» Required task: Please transcribe the records precisely; pictures stay out of your copy.

A block of data:
__________________________________________________

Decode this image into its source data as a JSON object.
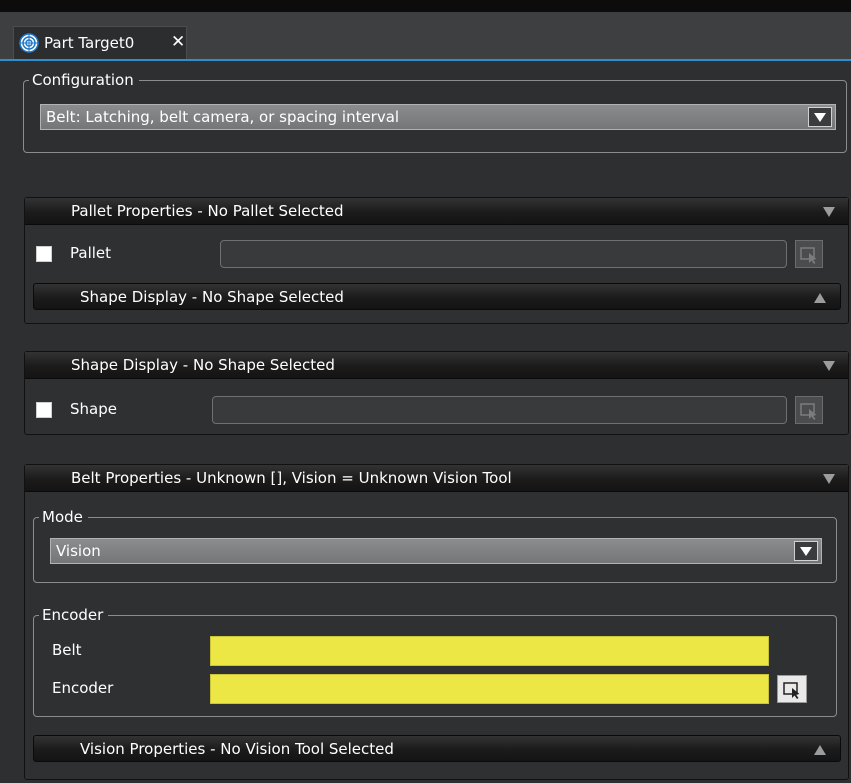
{
  "tab": {
    "label": "Part Target0",
    "close": "✕"
  },
  "configuration": {
    "legend": "Configuration",
    "selected": "Belt: Latching, belt camera, or spacing interval"
  },
  "pallet_panel": {
    "header": "Pallet Properties - No Pallet Selected",
    "checkbox_label": "Pallet",
    "sub_header": "Shape Display - No Shape Selected"
  },
  "shape_panel": {
    "header": "Shape Display - No Shape Selected",
    "checkbox_label": "Shape"
  },
  "belt_panel": {
    "header": "Belt Properties -  Unknown [], Vision = Unknown Vision Tool",
    "mode_legend": "Mode",
    "mode_selected": "Vision",
    "encoder_legend": "Encoder",
    "belt_label": "Belt",
    "encoder_label": "Encoder",
    "sub_header": "Vision Properties - No Vision Tool Selected"
  },
  "colors": {
    "accent": "#2d8fd0",
    "required_field": "#ece745"
  }
}
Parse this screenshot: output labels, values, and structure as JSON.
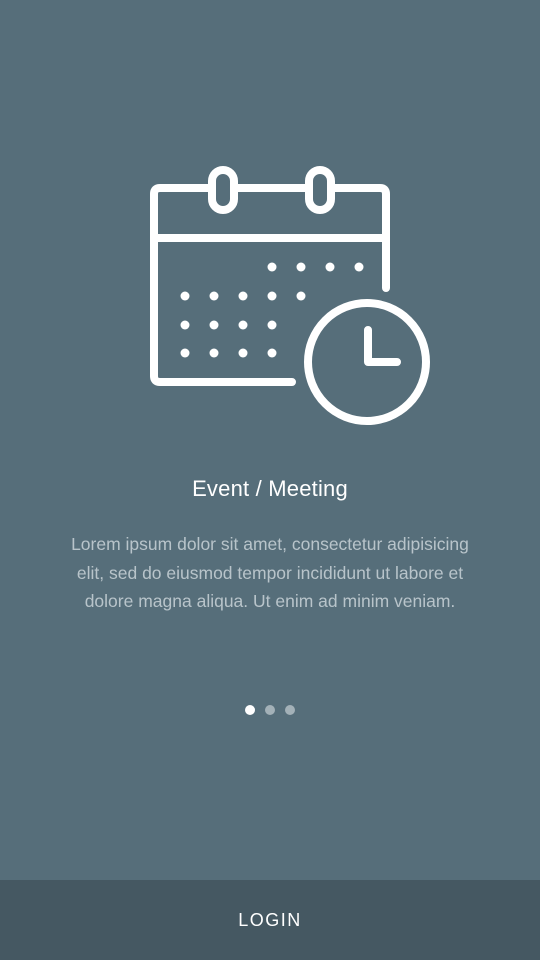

__________________________________________________

» Exercise response:
Decode this image into its source data as a JSON object.
{
  "tab": {
    "label": "Part Target0",
    "close": "✕"
  },
  "configuration": {
    "legend": "Configuration",
    "selected": "Belt: Latching, belt camera, or spacing interval"
  },
  "pallet_panel": {
    "header": "Pallet Properties - No Pallet Selected",
    "checkbox_label": "Pallet",
    "sub_header": "Shape Display - No Shape Selected"
  },
  "shape_panel": {
    "header": "Shape Display - No Shape Selected",
    "checkbox_label": "Shape"
  },
  "belt_panel": {
    "header": "Belt Properties -  Unknown [], Vision = Unknown Vision Tool",
    "mode_legend": "Mode",
    "mode_selected": "Vision",
    "encoder_legend": "Encoder",
    "belt_label": "Belt",
    "encoder_label": "Encoder",
    "sub_header": "Vision Properties - No Vision Tool Selected"
  },
  "colors": {
    "accent": "#2d8fd0",
    "required_field": "#ece745"
  }
}
Parse this screenshot: output labels, values, and structure as JSON.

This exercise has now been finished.